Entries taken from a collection
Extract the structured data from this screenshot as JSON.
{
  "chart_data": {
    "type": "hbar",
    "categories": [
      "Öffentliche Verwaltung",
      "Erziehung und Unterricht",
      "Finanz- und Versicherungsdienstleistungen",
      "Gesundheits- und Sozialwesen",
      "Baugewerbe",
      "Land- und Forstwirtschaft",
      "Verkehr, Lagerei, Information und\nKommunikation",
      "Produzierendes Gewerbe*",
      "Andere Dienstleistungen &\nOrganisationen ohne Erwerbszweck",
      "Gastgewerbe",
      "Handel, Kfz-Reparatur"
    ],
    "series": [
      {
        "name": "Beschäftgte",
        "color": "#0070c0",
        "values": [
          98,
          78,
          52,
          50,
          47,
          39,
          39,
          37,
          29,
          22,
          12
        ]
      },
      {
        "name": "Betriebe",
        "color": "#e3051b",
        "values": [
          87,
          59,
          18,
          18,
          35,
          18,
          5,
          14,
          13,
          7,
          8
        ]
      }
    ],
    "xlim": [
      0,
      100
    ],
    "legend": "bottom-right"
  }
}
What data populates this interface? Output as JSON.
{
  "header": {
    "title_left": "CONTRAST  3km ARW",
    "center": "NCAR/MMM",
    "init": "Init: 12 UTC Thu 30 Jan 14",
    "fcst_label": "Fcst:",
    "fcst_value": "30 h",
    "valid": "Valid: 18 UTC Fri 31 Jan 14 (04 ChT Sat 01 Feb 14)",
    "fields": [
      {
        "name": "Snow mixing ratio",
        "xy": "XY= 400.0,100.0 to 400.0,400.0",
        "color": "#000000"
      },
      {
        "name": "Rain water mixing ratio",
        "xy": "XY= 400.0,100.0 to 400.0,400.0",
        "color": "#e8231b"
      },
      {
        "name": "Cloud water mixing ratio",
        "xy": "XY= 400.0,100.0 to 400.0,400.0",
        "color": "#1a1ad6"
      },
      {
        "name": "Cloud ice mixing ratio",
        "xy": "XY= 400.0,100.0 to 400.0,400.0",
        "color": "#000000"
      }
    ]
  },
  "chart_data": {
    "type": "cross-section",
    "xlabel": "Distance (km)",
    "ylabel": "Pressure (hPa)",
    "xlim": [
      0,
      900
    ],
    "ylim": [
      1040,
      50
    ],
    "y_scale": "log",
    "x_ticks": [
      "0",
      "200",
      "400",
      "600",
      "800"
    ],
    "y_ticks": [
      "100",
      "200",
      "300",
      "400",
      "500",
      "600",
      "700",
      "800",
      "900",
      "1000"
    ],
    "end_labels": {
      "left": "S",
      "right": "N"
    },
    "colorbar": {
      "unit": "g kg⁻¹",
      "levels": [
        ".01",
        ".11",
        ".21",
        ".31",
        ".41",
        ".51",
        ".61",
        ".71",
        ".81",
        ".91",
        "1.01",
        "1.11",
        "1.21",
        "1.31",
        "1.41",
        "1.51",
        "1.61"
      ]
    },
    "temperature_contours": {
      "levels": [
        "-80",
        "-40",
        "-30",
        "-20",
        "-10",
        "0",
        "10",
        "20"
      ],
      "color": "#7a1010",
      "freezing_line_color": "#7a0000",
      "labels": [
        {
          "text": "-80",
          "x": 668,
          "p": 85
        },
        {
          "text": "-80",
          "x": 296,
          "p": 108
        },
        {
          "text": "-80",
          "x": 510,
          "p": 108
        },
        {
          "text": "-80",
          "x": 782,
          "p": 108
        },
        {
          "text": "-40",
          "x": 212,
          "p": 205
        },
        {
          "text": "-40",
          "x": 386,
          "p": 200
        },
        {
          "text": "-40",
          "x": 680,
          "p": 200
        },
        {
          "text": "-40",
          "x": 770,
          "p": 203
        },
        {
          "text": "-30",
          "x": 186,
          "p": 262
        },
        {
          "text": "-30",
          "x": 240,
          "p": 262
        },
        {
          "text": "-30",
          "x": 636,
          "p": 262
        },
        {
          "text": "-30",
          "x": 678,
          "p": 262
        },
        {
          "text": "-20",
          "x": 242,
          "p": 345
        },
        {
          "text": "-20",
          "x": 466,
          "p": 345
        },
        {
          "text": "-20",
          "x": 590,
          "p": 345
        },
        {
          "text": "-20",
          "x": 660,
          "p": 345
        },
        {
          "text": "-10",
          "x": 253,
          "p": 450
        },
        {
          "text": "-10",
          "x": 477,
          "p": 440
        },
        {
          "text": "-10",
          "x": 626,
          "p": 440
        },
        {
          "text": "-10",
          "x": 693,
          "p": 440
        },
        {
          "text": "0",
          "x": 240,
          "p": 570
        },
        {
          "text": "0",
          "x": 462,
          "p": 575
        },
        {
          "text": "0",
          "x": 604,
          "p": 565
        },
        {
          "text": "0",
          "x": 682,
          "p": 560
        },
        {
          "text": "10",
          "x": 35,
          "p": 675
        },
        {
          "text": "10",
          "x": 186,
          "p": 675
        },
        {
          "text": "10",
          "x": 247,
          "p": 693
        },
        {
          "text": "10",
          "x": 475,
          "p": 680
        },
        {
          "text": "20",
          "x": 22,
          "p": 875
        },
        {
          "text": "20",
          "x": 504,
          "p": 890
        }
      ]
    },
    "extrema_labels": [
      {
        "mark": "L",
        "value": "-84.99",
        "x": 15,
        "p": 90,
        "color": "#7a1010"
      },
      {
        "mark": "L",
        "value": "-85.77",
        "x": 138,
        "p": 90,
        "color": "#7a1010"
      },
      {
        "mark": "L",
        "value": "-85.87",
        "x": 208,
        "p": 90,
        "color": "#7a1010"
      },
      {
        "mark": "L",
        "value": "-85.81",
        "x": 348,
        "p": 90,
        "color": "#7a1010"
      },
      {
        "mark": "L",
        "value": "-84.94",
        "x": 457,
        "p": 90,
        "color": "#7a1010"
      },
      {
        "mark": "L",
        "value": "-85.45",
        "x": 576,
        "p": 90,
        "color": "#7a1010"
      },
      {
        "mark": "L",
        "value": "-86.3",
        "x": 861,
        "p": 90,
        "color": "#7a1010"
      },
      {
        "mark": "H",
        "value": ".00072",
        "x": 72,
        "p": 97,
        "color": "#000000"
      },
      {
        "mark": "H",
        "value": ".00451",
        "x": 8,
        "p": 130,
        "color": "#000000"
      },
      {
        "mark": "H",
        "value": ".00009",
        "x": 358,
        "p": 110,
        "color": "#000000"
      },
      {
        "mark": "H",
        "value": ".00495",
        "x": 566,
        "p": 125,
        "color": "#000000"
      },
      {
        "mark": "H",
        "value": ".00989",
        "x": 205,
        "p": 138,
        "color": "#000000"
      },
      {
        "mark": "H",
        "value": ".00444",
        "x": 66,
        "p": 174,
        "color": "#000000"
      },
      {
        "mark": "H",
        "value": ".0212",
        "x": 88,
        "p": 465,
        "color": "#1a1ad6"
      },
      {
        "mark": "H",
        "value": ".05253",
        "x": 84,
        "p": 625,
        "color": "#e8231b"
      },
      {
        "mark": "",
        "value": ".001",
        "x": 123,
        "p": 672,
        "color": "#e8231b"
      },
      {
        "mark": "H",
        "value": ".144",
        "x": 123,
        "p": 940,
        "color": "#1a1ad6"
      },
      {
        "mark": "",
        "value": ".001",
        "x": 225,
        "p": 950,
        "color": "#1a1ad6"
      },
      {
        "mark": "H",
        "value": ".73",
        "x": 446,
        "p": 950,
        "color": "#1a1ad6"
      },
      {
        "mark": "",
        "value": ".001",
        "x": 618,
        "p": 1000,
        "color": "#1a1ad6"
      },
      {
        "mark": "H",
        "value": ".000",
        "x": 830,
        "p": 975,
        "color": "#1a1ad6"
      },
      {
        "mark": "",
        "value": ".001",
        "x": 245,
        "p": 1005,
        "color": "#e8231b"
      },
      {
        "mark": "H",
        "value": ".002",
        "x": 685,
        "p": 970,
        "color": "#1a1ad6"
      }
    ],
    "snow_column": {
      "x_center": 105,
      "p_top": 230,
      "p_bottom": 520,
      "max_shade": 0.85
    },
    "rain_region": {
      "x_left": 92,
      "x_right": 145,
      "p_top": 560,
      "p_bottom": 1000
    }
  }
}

> **STATED TASK**: Copy out every line of the material above that mentions the word "name".

> **WORKED ANSWER**:
        "name": "Beschäftgte",
        "name": "Betriebe",
        "name": "Snow mixing ratio",
        "name": "Rain water mixing ratio",
        "name": "Cloud water mixing ratio",
        "name": "Cloud ice mixing ratio",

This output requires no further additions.